§ Stored records:
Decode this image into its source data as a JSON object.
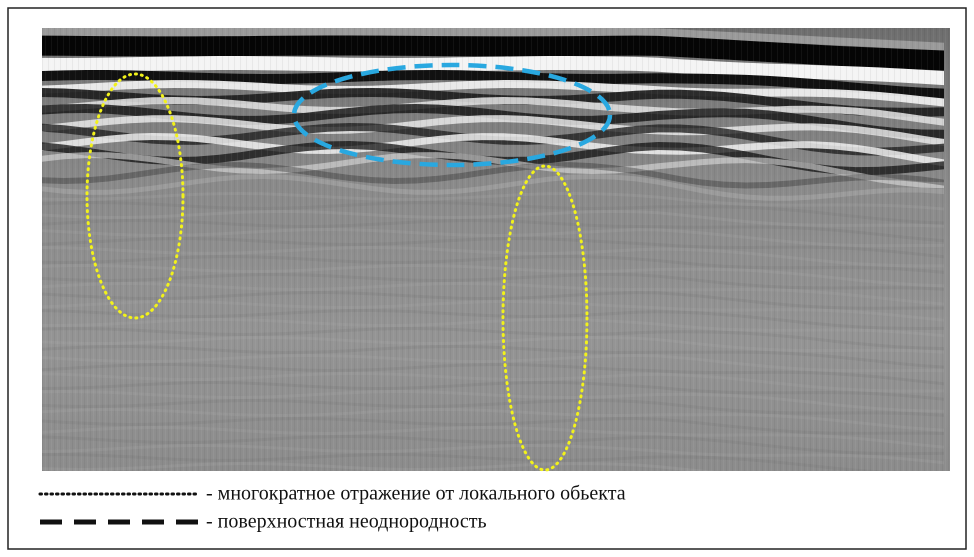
{
  "legend": [
    {
      "label": "- многократное отражение от локального обьекта"
    },
    {
      "label": "- поверхностная неоднородность"
    }
  ]
}
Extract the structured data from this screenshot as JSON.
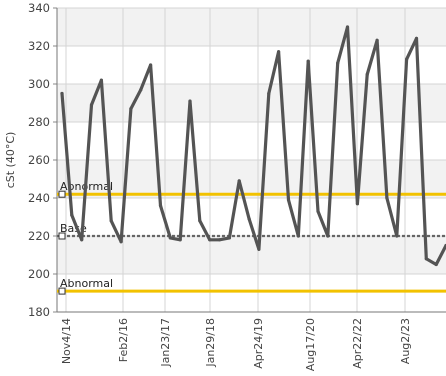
{
  "chart_data": {
    "type": "line",
    "title": "",
    "ylabel": "cSt (40°C)",
    "xlabel": "",
    "ylim": [
      180,
      340
    ],
    "yticks": [
      180,
      200,
      220,
      240,
      260,
      280,
      300,
      320,
      340
    ],
    "xtick_labels": [
      "Nov4/14",
      "Feb2/16",
      "Jan23/17",
      "Jan29/18",
      "Apr24/19",
      "Aug17/20",
      "Apr22/22",
      "Aug2/23"
    ],
    "grid": true,
    "colors": {
      "series": "#545454",
      "abnormal": "#f2c200",
      "base": "#666666",
      "grid": "#d4d4d4",
      "band_shade": "#f2f2f2"
    },
    "reference_lines": [
      {
        "label": "Abnormal",
        "value": 242,
        "style": "solid",
        "color": "#f2c200"
      },
      {
        "label": "Base",
        "value": 220,
        "style": "dashed",
        "color": "#666666"
      },
      {
        "label": "Abnormal",
        "value": 191,
        "style": "solid",
        "color": "#f2c200"
      }
    ],
    "series": [
      {
        "values": [
          295,
          231,
          218,
          289,
          302,
          228,
          217,
          287,
          297,
          310,
          236,
          219,
          218,
          291,
          228,
          218,
          218,
          219,
          249,
          229,
          213,
          295,
          317,
          239,
          220,
          312,
          233,
          220,
          311,
          330,
          237,
          305,
          323,
          240,
          220,
          313,
          324,
          208,
          205,
          215
        ]
      }
    ]
  }
}
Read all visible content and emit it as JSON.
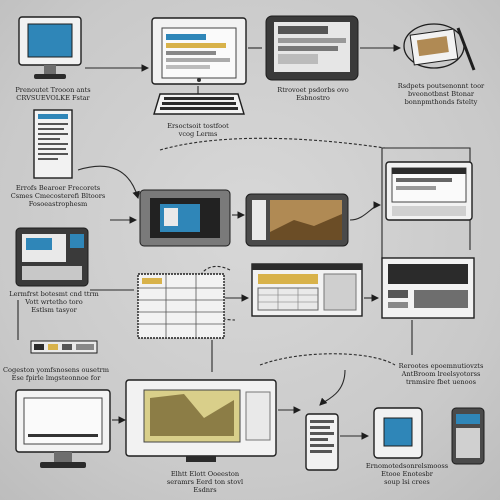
{
  "colors": {
    "background": "#cfcfcf",
    "outline": "#1e1e1e",
    "screen_blue": "#2f86b8",
    "accent_gold": "#d8b24a",
    "sepia": "#b08a54"
  },
  "icons": [
    "desktop-monitor-icon",
    "laptop-icon",
    "tablet-icon",
    "stylus-tablet-icon",
    "keyboard-icon",
    "document-icon",
    "handheld-device-icon",
    "video-player-icon",
    "photo-tablet-icon",
    "browser-window-icon",
    "spreadsheet-panel-icon",
    "server-panel-icon",
    "phone-icon",
    "smartwatch-icon"
  ],
  "captions": {
    "desktop": "Prenoutet Trooon ants\nCRVSUEVOLKE Fstar",
    "keyboard": "Ersoctsoit tostfoot\nvcog Lerms",
    "tablet_top": "Rtrovoet psdorbs ovo\nEsbnostro",
    "stylus": "Rsdpets poutsenonnt toor\nbveonotbnst Btonar\nbonnpmthonds fstelty",
    "document": "Errofs Bearoer Frecorets\nCsmes Cmecosterefi Bltoors\nFosoeastrophesm",
    "left_device": "Lermfrst botesmt cnd ttrm\nVott wrtetho toro\nEstlsm tasyor",
    "bottom_left": "Cogeston yomfsnosens ousetrm\nEse fpirle lmgsteonnoe for",
    "bottom_right": "Rerootes epoemnutiovzts\nAntBroom lreelsyotorss\ntrnmsire fbet uenoos",
    "bottom_center": "Elhtt Elott Ooeeston\nseramrs Eerd ton stovl\nEsdnrs",
    "phone": "Ernomotedsonrelsmooss\nEtooe Enotesbr\nsoup lsi crees"
  }
}
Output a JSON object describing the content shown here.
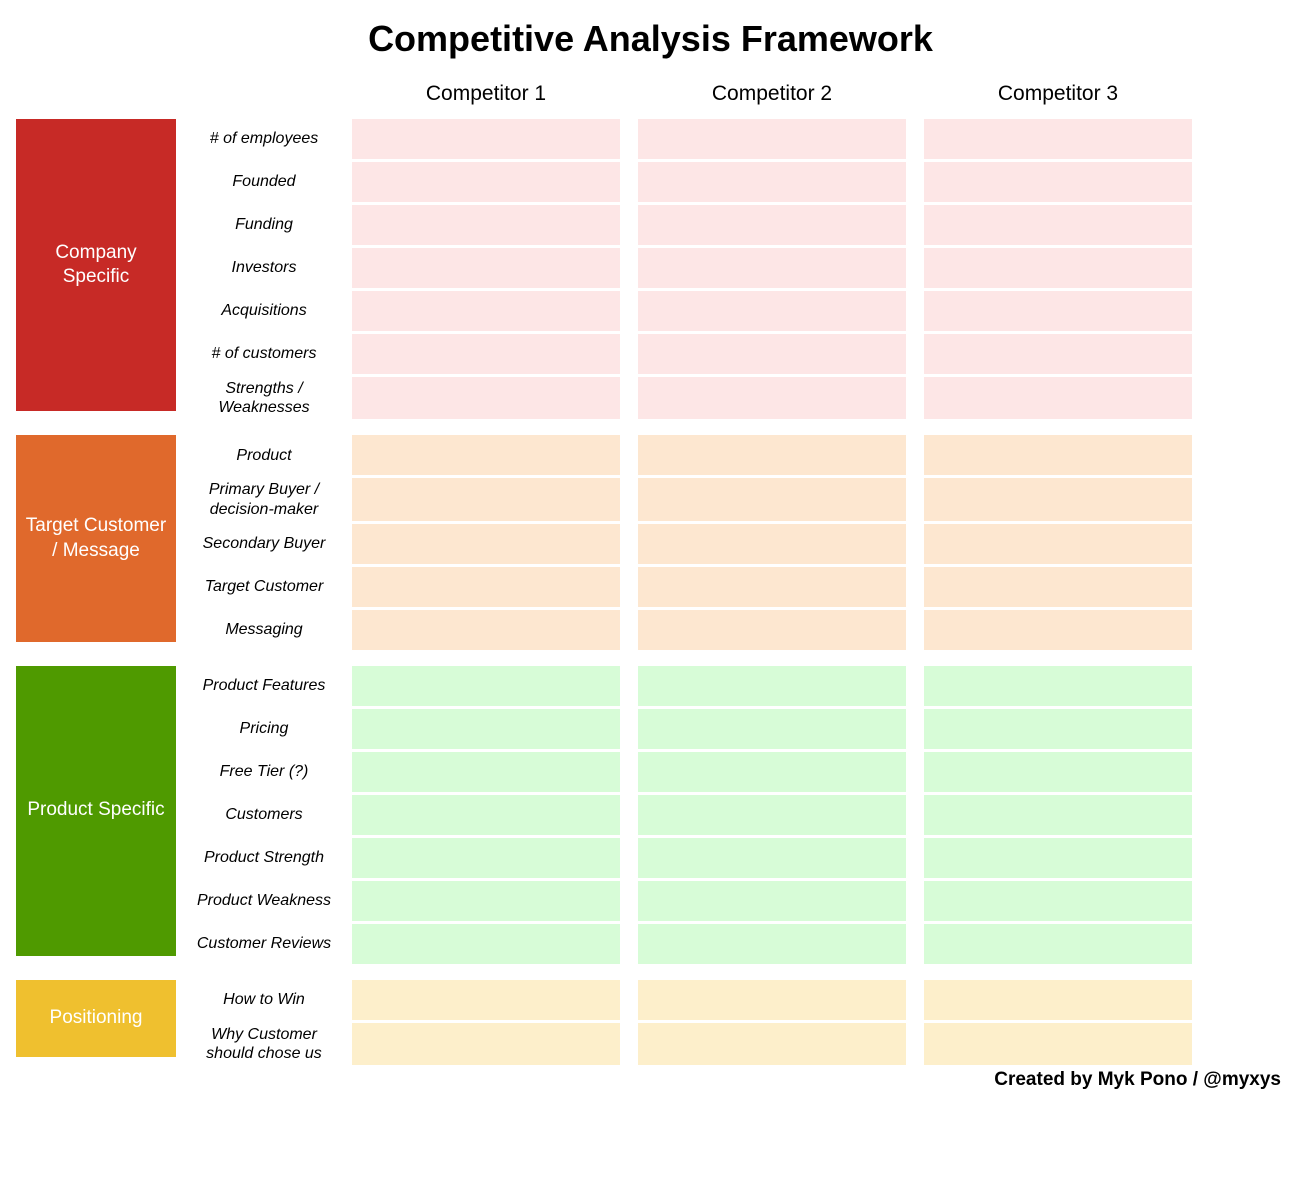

§ What the task asks:
Retype each record exactly as it stands, but do not include the pictures.

§ Result for this exercise:
Decode this image into its source data as a JSON object.
{
  "legend": [
    {
      "label": "- многократное отражение от локального обьекта"
    },
    {
      "label": "- поверхностная неоднородность"
    }
  ]
}
Extract the structured data from this screenshot as JSON.
{
  "chart_data": {
    "type": "line",
    "title": "",
    "ylabel": "cSt (40°C)",
    "xlabel": "",
    "ylim": [
      180,
      340
    ],
    "yticks": [
      180,
      200,
      220,
      240,
      260,
      280,
      300,
      320,
      340
    ],
    "xtick_labels": [
      "Nov4/14",
      "Feb2/16",
      "Jan23/17",
      "Jan29/18",
      "Apr24/19",
      "Aug17/20",
      "Apr22/22",
      "Aug2/23"
    ],
    "grid": true,
    "colors": {
      "series": "#545454",
      "abnormal": "#f2c200",
      "base": "#666666",
      "grid": "#d4d4d4",
      "band_shade": "#f2f2f2"
    },
    "reference_lines": [
      {
        "label": "Abnormal",
        "value": 242,
        "style": "solid",
        "color": "#f2c200"
      },
      {
        "label": "Base",
        "value": 220,
        "style": "dashed",
        "color": "#666666"
      },
      {
        "label": "Abnormal",
        "value": 191,
        "style": "solid",
        "color": "#f2c200"
      }
    ],
    "series": [
      {
        "values": [
          295,
          231,
          218,
          289,
          302,
          228,
          217,
          287,
          297,
          310,
          236,
          219,
          218,
          291,
          228,
          218,
          218,
          219,
          249,
          229,
          213,
          295,
          317,
          239,
          220,
          312,
          233,
          220,
          311,
          330,
          237,
          305,
          323,
          240,
          220,
          313,
          324,
          208,
          205,
          215
        ]
      }
    ]
  }
}
Read all visible content and emit it as JSON.
{
  "colors": {
    "background": "#cfcfcf",
    "outline": "#1e1e1e",
    "screen_blue": "#2f86b8",
    "accent_gold": "#d8b24a",
    "sepia": "#b08a54"
  },
  "icons": [
    "desktop-monitor-icon",
    "laptop-icon",
    "tablet-icon",
    "stylus-tablet-icon",
    "keyboard-icon",
    "document-icon",
    "handheld-device-icon",
    "video-player-icon",
    "photo-tablet-icon",
    "browser-window-icon",
    "spreadsheet-panel-icon",
    "server-panel-icon",
    "phone-icon",
    "smartwatch-icon"
  ],
  "captions": {
    "desktop": "Prenoutet Trooon ants\nCRVSUEVOLKE Fstar",
    "keyboard": "Ersoctsoit tostfoot\nvcog Lerms",
    "tablet_top": "Rtrovoet psdorbs ovo\nEsbnostro",
    "stylus": "Rsdpets poutsenonnt toor\nbveonotbnst Btonar\nbonnpmthonds fstelty",
    "document": "Errofs Bearoer Frecorets\nCsmes Cmecosterefi Bltoors\nFosoeastrophesm",
    "left_device": "Lermfrst botesmt cnd ttrm\nVott wrtetho toro\nEstlsm tasyor",
    "bottom_left": "Cogeston yomfsnosens ousetrm\nEse fpirle lmgsteonnoe for",
    "bottom_right": "Rerootes epoemnutiovzts\nAntBroom lreelsyotorss\ntrnmsire fbet uenoos",
    "bottom_center": "Elhtt Elott Ooeeston\nseramrs Eerd ton stovl\nEsdnrs",
    "phone": "Ernomotedsonrelsmooss\nEtooe Enotesbr\nsoup lsi crees"
  }
}
Output a JSON object describing the content shown here.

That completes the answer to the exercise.